▶ [Your instructions]: Copy every line of the data that includes the string "image".

++++ Data shown ++++

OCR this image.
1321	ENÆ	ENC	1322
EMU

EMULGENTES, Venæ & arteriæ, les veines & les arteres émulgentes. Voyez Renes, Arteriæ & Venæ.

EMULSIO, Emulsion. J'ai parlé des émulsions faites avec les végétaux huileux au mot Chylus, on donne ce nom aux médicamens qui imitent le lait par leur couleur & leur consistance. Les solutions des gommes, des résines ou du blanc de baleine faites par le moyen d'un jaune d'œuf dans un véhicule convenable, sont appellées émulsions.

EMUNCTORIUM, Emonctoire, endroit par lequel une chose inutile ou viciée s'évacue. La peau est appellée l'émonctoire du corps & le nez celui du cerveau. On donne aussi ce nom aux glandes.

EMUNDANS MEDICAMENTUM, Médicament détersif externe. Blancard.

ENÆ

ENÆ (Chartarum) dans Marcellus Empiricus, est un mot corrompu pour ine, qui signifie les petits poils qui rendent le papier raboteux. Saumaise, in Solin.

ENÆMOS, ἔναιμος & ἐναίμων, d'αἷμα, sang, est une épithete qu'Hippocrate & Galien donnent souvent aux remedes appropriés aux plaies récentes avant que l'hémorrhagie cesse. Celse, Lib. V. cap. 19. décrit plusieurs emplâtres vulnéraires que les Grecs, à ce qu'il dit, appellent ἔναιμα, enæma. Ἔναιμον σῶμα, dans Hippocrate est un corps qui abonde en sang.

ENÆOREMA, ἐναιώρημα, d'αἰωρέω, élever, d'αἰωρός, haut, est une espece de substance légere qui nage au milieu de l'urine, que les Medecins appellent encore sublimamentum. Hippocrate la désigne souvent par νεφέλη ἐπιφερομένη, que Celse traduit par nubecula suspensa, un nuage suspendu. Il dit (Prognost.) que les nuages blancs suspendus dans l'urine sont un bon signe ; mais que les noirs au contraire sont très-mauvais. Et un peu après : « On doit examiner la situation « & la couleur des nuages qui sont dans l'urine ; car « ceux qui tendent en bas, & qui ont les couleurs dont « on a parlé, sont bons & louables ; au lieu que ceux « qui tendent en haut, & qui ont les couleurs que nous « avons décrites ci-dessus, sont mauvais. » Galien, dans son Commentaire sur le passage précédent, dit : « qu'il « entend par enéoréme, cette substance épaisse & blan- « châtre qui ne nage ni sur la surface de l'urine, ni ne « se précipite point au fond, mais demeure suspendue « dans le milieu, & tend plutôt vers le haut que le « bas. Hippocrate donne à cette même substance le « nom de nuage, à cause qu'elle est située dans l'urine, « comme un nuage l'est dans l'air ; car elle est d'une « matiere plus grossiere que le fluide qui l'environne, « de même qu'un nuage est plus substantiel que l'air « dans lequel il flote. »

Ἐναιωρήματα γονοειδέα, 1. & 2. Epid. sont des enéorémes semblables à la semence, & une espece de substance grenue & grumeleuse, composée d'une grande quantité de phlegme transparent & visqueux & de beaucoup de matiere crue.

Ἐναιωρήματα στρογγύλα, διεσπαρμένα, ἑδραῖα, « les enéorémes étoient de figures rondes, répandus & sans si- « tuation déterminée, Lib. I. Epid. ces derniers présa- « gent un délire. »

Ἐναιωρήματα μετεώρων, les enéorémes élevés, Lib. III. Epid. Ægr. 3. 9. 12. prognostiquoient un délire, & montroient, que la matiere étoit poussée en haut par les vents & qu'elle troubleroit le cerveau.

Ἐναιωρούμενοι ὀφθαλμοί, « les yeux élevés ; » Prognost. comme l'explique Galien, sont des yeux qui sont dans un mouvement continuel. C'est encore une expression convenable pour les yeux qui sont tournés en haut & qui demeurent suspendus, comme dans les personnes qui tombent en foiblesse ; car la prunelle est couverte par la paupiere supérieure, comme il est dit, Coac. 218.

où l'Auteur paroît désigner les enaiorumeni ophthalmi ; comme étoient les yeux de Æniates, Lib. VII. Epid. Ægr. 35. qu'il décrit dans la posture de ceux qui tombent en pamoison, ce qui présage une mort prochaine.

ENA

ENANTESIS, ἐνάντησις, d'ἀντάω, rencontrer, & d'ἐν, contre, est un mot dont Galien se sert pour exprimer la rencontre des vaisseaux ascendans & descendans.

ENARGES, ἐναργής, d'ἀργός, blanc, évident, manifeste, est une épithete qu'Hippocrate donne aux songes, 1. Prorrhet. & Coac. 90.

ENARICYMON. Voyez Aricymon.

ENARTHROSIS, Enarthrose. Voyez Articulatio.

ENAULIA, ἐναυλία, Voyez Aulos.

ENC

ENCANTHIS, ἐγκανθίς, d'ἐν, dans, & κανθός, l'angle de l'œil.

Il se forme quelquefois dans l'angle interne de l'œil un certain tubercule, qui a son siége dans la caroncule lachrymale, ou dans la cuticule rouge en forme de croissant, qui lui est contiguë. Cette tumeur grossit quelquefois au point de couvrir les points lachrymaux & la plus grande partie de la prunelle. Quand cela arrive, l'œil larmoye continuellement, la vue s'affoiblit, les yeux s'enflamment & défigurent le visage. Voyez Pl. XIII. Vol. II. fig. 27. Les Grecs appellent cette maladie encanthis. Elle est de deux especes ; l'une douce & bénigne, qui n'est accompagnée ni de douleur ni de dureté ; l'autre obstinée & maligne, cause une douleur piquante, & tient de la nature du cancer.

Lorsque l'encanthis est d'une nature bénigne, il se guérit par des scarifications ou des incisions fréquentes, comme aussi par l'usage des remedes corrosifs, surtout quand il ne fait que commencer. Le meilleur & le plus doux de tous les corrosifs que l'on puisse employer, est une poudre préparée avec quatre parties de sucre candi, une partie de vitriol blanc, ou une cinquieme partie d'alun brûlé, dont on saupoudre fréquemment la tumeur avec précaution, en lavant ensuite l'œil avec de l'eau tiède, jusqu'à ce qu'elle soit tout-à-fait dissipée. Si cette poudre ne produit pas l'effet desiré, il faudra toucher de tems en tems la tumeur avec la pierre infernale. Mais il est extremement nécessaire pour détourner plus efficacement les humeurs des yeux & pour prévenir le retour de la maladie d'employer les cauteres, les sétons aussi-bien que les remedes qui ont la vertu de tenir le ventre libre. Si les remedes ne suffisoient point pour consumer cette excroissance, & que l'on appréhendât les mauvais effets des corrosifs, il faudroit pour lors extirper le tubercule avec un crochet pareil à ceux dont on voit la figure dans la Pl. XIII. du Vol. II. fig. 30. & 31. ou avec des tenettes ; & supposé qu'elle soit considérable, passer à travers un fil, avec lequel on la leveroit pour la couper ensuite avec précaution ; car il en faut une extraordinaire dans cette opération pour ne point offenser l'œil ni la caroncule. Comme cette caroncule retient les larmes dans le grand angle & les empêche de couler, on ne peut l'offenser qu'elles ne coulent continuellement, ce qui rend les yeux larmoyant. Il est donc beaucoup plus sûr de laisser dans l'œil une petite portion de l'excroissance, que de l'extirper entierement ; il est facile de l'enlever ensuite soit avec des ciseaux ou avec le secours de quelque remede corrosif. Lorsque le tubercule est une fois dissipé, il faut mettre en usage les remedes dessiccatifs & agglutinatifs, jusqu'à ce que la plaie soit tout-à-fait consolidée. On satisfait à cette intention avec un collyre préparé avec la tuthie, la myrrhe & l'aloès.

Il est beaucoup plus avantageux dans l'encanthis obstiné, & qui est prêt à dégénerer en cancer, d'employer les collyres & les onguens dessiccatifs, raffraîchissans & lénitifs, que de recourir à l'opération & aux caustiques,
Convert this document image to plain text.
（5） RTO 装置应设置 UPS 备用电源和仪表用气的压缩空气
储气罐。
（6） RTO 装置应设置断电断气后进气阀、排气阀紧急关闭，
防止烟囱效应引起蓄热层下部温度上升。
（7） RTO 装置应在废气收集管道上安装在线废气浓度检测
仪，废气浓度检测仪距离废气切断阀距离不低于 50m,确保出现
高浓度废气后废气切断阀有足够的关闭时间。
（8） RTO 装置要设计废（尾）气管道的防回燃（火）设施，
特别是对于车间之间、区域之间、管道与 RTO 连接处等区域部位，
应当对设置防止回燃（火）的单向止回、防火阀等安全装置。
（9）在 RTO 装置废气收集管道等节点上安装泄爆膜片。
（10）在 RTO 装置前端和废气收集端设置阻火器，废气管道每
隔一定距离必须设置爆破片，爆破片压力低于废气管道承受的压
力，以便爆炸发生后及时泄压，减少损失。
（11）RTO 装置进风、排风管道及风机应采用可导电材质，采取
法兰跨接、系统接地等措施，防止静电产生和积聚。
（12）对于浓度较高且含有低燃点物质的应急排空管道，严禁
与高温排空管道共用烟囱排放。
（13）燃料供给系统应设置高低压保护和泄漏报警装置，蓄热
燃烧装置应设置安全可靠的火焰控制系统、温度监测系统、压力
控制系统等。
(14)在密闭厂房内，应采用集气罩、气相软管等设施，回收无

++++

▶ [Correct answer]:
OCR this image.
Convert this document image to plain text.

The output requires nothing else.